WHAT IS ASKED
Your reply should be one number: the count of lines holding the word "name".

Rows from a dataset:
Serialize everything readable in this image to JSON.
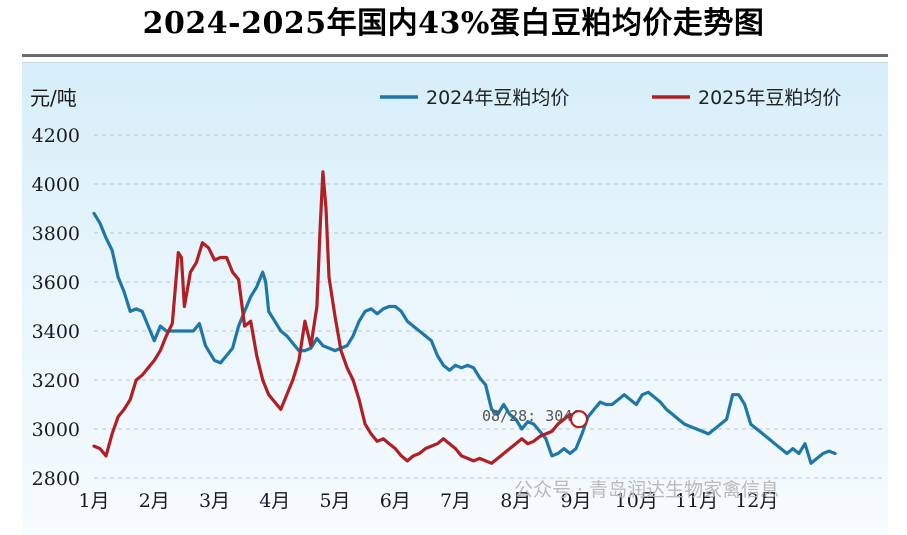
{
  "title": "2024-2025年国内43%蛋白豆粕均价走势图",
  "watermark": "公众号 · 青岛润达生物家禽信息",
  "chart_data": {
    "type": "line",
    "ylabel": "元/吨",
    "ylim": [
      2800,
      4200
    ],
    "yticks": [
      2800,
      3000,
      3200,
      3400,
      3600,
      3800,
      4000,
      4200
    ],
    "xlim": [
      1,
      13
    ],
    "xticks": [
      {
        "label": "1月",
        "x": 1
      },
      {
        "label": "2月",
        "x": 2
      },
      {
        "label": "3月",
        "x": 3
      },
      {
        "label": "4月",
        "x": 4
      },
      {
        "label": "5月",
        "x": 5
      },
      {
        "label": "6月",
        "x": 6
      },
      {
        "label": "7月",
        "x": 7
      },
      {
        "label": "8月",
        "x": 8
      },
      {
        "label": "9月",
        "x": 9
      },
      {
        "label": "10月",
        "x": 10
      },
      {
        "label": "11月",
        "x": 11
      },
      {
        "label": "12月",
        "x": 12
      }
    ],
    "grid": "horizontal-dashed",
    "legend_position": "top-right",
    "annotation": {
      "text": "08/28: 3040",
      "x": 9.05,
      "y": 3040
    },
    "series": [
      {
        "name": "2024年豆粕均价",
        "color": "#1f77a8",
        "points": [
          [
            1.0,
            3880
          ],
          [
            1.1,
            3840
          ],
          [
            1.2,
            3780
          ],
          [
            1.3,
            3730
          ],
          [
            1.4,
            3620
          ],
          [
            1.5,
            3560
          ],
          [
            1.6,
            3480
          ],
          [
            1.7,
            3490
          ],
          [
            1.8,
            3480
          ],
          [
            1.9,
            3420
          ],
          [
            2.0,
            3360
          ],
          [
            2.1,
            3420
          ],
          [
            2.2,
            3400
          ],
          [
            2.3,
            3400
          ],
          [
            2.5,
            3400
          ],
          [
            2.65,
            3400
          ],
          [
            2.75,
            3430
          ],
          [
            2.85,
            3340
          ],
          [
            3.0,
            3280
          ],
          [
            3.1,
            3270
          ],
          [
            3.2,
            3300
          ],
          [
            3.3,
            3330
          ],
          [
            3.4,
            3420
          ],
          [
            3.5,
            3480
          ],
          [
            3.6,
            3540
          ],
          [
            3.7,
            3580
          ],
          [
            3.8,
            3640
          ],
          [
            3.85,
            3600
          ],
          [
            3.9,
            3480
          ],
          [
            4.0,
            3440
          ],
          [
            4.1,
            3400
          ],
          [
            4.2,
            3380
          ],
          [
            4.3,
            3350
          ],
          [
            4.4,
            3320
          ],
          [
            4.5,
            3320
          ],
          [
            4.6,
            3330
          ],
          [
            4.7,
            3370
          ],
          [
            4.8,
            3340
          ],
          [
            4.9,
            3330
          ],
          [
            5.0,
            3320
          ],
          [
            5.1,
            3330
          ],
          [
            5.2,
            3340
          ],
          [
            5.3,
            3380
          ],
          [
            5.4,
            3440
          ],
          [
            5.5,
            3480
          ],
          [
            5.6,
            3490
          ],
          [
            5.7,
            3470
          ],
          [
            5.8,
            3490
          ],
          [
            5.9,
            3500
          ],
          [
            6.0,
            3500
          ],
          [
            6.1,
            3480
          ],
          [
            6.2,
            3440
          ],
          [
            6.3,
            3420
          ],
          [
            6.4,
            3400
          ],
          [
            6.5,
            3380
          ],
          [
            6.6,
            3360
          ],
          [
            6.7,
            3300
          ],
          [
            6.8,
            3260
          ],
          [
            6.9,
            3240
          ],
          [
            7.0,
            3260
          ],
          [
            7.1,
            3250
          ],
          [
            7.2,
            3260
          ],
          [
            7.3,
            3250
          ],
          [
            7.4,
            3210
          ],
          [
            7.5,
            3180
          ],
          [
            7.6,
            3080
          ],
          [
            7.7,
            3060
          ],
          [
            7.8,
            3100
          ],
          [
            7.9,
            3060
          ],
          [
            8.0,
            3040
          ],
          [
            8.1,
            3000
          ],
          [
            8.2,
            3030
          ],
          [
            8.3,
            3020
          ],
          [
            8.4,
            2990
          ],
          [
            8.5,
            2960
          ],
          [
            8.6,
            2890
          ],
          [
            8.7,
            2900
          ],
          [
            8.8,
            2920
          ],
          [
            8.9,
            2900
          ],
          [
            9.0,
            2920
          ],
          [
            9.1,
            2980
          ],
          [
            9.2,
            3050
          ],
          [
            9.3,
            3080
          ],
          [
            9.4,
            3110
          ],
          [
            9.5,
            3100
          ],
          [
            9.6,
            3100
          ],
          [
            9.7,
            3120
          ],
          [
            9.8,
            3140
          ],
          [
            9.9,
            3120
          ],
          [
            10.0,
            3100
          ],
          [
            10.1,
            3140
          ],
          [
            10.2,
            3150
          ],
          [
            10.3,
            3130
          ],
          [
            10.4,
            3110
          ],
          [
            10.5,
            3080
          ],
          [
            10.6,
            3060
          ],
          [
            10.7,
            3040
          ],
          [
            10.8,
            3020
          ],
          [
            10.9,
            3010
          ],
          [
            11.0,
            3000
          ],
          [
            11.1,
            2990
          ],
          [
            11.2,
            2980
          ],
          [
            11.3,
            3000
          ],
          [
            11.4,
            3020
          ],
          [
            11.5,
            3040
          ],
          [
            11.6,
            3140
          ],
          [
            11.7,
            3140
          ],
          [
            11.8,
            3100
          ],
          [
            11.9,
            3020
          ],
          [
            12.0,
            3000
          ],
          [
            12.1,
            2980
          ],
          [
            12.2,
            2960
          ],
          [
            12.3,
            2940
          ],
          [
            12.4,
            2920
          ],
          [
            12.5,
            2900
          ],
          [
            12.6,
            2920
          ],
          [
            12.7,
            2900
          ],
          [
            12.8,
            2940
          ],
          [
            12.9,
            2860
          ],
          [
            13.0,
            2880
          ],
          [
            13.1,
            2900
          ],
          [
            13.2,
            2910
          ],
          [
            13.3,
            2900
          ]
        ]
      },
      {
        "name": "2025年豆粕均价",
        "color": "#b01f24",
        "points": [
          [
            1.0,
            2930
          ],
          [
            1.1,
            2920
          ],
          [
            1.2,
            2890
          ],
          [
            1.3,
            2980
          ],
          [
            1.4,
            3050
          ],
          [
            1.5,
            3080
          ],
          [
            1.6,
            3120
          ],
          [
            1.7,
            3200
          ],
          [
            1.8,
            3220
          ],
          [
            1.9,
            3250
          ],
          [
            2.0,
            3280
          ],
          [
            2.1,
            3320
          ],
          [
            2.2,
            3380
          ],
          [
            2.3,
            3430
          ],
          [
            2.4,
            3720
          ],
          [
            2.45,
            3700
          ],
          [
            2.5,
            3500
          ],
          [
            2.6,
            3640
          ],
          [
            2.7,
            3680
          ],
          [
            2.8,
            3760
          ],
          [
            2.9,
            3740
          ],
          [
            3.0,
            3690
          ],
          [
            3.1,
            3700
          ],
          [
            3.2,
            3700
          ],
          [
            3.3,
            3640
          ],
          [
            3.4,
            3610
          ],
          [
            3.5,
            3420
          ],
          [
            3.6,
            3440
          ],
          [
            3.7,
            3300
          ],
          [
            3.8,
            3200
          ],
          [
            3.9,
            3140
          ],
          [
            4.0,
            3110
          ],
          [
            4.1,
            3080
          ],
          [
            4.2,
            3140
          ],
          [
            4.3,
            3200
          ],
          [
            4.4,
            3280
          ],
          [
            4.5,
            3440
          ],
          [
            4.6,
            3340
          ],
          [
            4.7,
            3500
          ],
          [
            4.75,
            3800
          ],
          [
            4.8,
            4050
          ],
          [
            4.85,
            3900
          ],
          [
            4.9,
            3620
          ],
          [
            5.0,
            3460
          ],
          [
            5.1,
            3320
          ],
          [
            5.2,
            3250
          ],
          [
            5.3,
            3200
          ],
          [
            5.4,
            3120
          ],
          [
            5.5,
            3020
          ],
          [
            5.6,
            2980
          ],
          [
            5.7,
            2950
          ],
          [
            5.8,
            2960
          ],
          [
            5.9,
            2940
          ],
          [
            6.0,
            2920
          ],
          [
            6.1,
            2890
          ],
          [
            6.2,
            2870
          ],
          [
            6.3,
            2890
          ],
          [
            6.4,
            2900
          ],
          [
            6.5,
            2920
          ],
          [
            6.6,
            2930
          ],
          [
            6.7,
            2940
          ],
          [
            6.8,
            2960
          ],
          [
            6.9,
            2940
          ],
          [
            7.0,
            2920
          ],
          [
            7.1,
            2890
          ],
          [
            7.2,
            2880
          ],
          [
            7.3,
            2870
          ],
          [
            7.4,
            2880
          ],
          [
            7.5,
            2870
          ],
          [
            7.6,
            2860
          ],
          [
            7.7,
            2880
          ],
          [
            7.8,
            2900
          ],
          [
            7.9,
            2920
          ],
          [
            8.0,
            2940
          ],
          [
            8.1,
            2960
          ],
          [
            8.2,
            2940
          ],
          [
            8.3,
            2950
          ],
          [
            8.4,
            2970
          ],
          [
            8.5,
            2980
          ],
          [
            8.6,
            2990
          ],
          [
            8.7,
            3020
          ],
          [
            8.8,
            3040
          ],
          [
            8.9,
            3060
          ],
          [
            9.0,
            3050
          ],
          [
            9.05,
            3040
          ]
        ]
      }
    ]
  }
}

* * *

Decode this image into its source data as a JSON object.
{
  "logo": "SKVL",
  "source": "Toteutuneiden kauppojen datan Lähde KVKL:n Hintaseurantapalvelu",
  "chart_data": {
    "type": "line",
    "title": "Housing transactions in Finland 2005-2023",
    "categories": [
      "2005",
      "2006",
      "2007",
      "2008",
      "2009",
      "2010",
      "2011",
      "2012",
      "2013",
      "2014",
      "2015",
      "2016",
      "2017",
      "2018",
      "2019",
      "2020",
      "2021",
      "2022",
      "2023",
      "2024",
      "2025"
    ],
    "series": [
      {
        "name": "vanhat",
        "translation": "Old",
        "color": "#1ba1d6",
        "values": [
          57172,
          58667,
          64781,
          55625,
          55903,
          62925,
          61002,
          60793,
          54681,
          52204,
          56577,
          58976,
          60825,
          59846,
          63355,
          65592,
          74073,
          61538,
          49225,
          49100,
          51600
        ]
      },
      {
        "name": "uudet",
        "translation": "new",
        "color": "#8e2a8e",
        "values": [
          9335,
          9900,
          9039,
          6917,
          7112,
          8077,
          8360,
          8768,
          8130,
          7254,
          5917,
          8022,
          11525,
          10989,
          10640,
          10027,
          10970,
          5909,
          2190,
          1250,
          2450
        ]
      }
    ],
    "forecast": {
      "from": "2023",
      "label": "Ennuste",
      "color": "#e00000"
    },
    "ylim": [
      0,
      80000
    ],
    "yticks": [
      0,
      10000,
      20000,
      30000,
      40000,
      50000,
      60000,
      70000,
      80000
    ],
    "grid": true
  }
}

--

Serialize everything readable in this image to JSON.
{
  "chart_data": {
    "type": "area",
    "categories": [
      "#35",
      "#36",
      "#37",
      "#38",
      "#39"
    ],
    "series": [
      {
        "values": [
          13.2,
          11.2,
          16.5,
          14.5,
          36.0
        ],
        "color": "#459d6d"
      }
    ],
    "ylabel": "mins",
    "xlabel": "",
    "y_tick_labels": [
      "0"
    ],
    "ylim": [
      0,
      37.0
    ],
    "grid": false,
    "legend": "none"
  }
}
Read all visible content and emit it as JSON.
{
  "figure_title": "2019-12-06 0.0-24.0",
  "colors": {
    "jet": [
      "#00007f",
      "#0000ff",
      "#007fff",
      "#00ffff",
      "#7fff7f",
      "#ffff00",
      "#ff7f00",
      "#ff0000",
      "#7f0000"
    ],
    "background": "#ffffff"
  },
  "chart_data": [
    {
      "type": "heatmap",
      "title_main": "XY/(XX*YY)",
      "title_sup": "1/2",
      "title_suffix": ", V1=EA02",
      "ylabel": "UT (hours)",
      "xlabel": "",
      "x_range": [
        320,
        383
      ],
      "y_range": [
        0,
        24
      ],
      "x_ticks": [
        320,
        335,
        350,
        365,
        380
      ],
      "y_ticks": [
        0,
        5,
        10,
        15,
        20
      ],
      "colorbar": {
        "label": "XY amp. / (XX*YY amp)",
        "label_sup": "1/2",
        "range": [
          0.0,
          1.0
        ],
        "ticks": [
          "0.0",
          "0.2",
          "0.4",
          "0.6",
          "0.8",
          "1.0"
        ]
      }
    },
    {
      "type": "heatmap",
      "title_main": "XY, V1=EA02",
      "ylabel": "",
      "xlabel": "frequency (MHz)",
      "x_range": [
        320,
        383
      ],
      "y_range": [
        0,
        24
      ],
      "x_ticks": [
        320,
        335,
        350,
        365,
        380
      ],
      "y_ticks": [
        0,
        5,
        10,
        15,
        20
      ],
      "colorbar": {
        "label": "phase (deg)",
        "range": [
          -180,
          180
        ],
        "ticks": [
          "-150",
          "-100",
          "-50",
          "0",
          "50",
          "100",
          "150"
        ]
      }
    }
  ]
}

FINAL RESULT
4